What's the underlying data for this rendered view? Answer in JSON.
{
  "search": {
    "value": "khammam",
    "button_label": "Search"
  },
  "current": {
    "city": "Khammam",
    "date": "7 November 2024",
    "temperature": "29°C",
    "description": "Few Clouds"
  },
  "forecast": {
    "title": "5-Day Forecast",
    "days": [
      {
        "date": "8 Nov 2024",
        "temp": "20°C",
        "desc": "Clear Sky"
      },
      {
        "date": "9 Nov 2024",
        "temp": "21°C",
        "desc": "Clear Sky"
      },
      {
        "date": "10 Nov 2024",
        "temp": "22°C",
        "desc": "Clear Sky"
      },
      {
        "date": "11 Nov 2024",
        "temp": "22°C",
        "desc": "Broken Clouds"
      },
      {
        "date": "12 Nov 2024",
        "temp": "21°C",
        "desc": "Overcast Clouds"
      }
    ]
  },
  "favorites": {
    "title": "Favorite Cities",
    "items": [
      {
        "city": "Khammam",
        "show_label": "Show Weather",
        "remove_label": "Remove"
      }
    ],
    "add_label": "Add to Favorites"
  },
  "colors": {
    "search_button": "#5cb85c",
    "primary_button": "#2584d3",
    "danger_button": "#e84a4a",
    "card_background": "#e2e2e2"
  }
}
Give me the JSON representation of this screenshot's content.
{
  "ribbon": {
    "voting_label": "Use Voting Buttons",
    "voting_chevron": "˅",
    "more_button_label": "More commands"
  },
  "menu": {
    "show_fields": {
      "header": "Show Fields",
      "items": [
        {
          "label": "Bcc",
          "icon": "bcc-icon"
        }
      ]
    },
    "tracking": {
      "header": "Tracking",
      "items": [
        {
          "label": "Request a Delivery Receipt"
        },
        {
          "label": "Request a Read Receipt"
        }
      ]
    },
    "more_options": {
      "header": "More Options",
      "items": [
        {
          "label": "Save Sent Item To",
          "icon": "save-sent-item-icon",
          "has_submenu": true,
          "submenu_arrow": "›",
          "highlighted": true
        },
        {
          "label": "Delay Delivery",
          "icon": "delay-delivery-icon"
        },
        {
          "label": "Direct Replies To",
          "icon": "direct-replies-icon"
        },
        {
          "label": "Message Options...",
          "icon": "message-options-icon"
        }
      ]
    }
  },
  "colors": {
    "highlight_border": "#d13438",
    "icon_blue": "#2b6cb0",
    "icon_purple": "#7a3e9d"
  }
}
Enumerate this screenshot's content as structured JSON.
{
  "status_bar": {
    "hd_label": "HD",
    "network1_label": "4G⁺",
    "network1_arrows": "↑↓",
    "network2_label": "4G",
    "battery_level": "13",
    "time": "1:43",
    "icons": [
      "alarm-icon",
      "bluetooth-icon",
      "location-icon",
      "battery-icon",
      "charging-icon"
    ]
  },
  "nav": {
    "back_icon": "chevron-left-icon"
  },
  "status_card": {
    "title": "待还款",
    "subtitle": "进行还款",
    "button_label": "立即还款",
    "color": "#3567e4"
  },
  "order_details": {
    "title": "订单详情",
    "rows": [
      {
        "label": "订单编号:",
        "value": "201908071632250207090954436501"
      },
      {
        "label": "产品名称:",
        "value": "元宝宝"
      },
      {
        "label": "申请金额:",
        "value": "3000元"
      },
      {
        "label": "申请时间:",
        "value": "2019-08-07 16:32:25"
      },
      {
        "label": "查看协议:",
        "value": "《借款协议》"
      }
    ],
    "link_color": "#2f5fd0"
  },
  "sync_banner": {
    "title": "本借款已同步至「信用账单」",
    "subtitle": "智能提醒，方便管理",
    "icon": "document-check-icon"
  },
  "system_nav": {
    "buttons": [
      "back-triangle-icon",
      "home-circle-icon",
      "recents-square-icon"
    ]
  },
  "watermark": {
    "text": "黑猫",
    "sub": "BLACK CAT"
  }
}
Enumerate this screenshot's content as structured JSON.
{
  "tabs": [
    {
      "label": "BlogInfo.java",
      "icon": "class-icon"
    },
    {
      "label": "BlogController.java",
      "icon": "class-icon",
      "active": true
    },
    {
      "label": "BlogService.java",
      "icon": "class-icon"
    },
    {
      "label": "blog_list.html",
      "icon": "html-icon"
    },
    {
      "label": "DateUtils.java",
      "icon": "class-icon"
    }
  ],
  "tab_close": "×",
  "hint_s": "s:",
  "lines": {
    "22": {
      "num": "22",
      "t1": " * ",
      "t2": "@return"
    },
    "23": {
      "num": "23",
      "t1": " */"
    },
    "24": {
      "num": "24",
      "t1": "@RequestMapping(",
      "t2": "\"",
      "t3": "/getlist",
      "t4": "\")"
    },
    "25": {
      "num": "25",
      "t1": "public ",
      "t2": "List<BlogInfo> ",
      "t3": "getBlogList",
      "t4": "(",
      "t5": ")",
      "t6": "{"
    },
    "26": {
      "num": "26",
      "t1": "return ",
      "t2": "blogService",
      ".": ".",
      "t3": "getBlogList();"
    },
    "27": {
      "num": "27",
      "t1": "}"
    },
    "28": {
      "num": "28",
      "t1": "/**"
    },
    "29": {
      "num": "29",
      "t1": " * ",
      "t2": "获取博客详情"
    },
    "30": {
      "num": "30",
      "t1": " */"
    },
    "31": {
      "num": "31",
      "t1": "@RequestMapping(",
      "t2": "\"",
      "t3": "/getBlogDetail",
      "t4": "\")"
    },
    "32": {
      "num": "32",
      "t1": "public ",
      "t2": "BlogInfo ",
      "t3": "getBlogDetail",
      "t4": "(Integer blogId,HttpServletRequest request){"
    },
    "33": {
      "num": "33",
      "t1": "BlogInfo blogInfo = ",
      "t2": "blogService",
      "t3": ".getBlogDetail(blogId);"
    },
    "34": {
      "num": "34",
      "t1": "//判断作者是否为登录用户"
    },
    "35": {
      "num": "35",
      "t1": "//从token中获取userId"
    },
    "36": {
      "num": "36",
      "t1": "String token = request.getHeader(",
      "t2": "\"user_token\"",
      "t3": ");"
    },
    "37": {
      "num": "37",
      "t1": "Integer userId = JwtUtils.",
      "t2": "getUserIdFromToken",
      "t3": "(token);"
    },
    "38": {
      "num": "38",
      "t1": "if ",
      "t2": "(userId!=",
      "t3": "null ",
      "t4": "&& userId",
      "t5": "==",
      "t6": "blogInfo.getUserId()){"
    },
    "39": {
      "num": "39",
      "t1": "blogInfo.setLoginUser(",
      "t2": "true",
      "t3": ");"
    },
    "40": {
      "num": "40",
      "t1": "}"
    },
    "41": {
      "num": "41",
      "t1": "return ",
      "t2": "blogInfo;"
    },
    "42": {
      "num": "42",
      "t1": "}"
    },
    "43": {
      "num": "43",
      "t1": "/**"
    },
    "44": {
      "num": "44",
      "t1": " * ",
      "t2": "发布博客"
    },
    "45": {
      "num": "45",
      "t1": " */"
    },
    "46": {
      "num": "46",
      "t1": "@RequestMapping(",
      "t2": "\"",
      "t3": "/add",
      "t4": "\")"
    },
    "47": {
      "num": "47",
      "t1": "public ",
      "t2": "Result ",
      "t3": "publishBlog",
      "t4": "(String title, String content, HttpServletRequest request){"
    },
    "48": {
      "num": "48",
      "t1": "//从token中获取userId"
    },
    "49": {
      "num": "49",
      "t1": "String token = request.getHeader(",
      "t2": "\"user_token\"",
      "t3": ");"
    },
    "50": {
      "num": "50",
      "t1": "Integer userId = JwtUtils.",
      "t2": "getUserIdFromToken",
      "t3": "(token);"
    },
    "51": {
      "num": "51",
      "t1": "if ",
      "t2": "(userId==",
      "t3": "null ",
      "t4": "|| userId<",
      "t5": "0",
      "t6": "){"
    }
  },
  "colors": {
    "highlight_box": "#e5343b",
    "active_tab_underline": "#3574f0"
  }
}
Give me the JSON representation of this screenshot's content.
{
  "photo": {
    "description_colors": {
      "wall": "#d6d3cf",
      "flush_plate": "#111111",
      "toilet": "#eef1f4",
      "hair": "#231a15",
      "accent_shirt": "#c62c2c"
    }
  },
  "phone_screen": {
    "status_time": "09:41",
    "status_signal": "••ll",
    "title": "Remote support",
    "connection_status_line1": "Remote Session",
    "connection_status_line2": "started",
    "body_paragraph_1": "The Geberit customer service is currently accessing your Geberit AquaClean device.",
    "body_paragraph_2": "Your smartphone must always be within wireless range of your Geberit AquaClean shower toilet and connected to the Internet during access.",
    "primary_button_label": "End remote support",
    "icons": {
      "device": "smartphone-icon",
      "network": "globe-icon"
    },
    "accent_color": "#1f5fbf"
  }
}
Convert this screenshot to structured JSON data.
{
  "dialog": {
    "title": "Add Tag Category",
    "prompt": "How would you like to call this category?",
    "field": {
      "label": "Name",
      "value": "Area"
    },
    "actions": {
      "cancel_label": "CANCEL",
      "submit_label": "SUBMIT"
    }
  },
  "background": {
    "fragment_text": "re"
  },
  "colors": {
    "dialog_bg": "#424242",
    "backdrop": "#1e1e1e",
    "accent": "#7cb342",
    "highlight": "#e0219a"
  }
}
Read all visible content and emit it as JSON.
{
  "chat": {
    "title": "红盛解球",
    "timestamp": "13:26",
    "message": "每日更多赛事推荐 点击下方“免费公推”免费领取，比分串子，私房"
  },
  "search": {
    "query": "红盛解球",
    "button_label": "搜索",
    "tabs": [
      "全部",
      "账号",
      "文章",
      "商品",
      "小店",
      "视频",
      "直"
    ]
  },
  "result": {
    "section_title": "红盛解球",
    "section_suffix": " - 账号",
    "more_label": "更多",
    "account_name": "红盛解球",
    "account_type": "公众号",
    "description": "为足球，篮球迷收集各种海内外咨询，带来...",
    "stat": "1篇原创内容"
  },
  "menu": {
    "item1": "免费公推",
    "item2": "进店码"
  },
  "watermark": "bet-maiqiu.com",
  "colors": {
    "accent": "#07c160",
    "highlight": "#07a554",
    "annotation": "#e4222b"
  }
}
=-=-=-=-=
Every line of the records that includes the word "Receipt" should be gathered.

• **Result of the task**
          "label": "Request a Delivery Receipt"
          "label": "Request a Read Receipt"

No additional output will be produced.